### Task details
Write out each entry, exactly the way it appears.

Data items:
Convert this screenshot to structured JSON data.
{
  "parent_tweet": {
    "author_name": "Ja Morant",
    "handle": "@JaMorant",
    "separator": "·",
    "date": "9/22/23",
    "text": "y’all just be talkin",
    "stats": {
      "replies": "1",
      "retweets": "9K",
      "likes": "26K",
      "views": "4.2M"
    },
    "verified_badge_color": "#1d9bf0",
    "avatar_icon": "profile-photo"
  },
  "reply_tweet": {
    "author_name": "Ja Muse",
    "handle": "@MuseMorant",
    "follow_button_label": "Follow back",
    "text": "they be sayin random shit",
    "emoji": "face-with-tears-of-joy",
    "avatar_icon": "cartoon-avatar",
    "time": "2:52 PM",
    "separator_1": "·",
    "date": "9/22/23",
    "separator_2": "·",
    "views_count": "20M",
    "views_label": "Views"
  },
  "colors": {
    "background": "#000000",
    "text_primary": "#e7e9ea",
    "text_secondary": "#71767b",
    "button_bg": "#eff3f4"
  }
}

### Output
Convert this screenshot to structured JSON data.
{
  "parent_tweet": {
    "author_name": "Ja Morant",
    "handle": "@JaMorant",
    "separator": "·",
    "date": "9/22/23",
    "text": "y’all just be talkin",
    "stats": {
      "replies": "1",
      "retweets": "9K",
      "likes": "26K",
      "views": "4.2M"
    },
    "verified_badge_color": "#1d9bf0",
    "avatar_icon": "profile-photo"
  },
  "reply_tweet": {
    "author_name": "Ja Muse",
    "handle": "@MuseMorant",
    "follow_button_label": "Follow back",
    "text": "they be sayin random shit",
    "emoji": "face-with-tears-of-joy",
    "avatar_icon": "cartoon-avatar",
    "time": "2:52 PM",
    "separator_1": "·",
    "date": "9/22/23",
    "separator_2": "·",
    "views_count": "20M",
    "views_label": "Views"
  },
  "colors": {
    "background": "#000000",
    "text_primary": "#e7e9ea",
    "text_secondary": "#71767b",
    "button_bg": "#eff3f4"
  }
}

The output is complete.